What to do: Set the pictures aside and return each record below precisely as written.
::::::::::
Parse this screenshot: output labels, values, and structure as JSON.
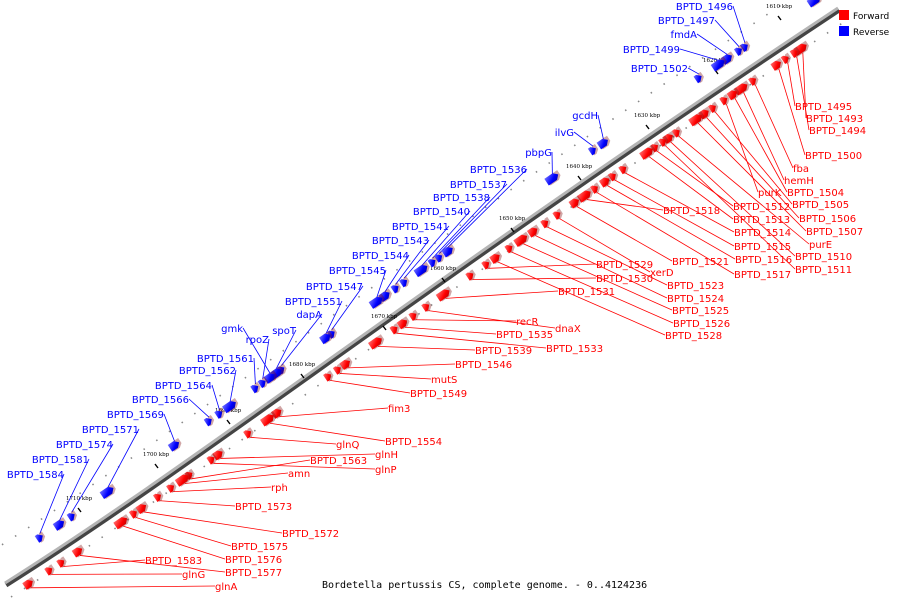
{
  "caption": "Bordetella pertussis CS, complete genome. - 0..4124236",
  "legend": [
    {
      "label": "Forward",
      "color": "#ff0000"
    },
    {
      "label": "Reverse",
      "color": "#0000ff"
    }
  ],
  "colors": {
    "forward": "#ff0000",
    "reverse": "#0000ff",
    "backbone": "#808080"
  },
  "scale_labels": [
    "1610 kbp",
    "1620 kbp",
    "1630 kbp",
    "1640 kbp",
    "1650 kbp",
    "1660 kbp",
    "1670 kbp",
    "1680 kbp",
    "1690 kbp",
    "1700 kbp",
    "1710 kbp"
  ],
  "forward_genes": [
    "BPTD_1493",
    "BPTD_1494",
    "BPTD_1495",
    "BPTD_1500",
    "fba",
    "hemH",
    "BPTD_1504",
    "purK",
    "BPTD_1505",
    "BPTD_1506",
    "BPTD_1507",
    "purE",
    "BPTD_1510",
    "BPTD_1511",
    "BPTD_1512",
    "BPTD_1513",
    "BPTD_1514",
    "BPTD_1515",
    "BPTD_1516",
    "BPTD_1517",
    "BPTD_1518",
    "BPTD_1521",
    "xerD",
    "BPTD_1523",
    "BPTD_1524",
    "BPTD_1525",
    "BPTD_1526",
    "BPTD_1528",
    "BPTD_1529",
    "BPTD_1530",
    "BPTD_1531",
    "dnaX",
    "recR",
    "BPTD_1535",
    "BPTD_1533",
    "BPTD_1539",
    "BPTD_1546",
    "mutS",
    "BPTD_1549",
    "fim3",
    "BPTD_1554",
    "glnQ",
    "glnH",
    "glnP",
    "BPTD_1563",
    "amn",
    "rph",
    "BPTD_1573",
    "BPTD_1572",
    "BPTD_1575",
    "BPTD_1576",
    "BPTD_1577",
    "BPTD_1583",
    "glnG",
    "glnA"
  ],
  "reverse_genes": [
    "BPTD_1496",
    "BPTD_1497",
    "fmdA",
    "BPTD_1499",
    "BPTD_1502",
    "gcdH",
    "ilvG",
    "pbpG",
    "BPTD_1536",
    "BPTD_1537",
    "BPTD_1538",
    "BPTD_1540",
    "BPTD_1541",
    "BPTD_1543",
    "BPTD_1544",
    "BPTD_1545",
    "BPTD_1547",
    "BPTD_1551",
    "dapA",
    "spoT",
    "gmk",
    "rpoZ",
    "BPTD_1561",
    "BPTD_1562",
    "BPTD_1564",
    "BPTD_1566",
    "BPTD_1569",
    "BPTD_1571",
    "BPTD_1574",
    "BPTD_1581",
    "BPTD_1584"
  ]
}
::::::::::
Solution to this task:
Parse this screenshot: output labels, values, and structure as JSON.
{
  "caption": "Bordetella pertussis CS, complete genome. - 0..4124236",
  "legend": [
    {
      "label": "Forward",
      "color": "#ff0000"
    },
    {
      "label": "Reverse",
      "color": "#0000ff"
    }
  ],
  "colors": {
    "forward": "#ff0000",
    "reverse": "#0000ff",
    "backbone": "#808080"
  },
  "scale_labels": [
    "1610 kbp",
    "1620 kbp",
    "1630 kbp",
    "1640 kbp",
    "1650 kbp",
    "1660 kbp",
    "1670 kbp",
    "1680 kbp",
    "1690 kbp",
    "1700 kbp",
    "1710 kbp"
  ],
  "forward_genes": [
    "BPTD_1493",
    "BPTD_1494",
    "BPTD_1495",
    "BPTD_1500",
    "fba",
    "hemH",
    "BPTD_1504",
    "purK",
    "BPTD_1505",
    "BPTD_1506",
    "BPTD_1507",
    "purE",
    "BPTD_1510",
    "BPTD_1511",
    "BPTD_1512",
    "BPTD_1513",
    "BPTD_1514",
    "BPTD_1515",
    "BPTD_1516",
    "BPTD_1517",
    "BPTD_1518",
    "BPTD_1521",
    "xerD",
    "BPTD_1523",
    "BPTD_1524",
    "BPTD_1525",
    "BPTD_1526",
    "BPTD_1528",
    "BPTD_1529",
    "BPTD_1530",
    "BPTD_1531",
    "dnaX",
    "recR",
    "BPTD_1535",
    "BPTD_1533",
    "BPTD_1539",
    "BPTD_1546",
    "mutS",
    "BPTD_1549",
    "fim3",
    "BPTD_1554",
    "glnQ",
    "glnH",
    "glnP",
    "BPTD_1563",
    "amn",
    "rph",
    "BPTD_1573",
    "BPTD_1572",
    "BPTD_1575",
    "BPTD_1576",
    "BPTD_1577",
    "BPTD_1583",
    "glnG",
    "glnA"
  ],
  "reverse_genes": [
    "BPTD_1496",
    "BPTD_1497",
    "fmdA",
    "BPTD_1499",
    "BPTD_1502",
    "gcdH",
    "ilvG",
    "pbpG",
    "BPTD_1536",
    "BPTD_1537",
    "BPTD_1538",
    "BPTD_1540",
    "BPTD_1541",
    "BPTD_1543",
    "BPTD_1544",
    "BPTD_1545",
    "BPTD_1547",
    "BPTD_1551",
    "dapA",
    "spoT",
    "gmk",
    "rpoZ",
    "BPTD_1561",
    "BPTD_1562",
    "BPTD_1564",
    "BPTD_1566",
    "BPTD_1569",
    "BPTD_1571",
    "BPTD_1574",
    "BPTD_1581",
    "BPTD_1584"
  ]
}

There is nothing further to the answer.